» EXERCISE PROMPT
Return all lines where the word "Lead" can be found.

» DATA FOR PROCESSING

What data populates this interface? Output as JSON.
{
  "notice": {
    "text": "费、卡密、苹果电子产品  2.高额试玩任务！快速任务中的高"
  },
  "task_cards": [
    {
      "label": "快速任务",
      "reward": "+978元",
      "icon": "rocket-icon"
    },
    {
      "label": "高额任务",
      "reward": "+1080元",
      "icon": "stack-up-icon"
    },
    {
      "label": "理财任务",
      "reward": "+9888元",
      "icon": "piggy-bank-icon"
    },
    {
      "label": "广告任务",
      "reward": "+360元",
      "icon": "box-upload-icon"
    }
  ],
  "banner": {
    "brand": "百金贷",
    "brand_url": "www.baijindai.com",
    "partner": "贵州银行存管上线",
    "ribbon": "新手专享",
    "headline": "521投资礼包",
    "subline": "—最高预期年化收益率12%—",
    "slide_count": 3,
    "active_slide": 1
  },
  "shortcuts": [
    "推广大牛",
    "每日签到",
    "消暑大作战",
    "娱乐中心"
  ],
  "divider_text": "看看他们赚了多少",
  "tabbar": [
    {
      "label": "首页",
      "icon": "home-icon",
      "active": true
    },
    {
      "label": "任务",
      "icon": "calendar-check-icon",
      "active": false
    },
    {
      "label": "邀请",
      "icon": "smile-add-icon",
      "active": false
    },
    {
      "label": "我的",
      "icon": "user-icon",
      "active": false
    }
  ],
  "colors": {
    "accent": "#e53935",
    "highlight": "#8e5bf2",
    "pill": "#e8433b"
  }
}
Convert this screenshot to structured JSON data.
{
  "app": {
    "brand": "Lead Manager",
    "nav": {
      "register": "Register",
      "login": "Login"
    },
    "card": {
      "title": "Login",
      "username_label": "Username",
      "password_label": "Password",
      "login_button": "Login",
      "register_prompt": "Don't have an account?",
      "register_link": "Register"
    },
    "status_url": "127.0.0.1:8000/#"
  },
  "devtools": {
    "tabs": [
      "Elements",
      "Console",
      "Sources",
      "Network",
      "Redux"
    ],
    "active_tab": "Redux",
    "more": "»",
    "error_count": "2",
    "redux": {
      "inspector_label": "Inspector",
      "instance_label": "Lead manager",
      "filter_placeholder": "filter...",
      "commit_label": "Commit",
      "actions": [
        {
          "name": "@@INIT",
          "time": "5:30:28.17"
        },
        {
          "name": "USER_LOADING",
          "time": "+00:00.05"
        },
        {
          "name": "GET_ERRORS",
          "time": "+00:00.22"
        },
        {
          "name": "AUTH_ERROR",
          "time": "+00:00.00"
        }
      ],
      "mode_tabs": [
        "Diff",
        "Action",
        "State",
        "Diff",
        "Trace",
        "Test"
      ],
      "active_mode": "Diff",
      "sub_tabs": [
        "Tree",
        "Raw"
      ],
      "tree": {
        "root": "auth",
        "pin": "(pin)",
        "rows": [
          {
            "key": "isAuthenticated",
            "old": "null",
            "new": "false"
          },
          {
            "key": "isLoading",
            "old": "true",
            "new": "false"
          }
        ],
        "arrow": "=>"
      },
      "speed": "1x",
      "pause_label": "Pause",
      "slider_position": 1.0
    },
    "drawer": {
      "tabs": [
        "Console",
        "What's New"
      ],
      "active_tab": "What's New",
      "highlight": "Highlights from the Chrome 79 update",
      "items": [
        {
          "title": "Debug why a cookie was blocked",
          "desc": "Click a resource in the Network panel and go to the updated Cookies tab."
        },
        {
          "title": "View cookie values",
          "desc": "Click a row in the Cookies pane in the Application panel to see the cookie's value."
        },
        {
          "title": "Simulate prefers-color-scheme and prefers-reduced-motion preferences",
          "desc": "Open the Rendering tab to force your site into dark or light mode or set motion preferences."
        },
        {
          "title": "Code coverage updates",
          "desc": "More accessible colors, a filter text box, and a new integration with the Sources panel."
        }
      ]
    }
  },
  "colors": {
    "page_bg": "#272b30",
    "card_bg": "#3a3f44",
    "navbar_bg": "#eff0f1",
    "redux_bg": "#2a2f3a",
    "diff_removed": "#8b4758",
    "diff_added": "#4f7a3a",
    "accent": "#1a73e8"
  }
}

» TASK RESULT
    "brand": "Lead Manager",
      "instance_label": "Lead manager",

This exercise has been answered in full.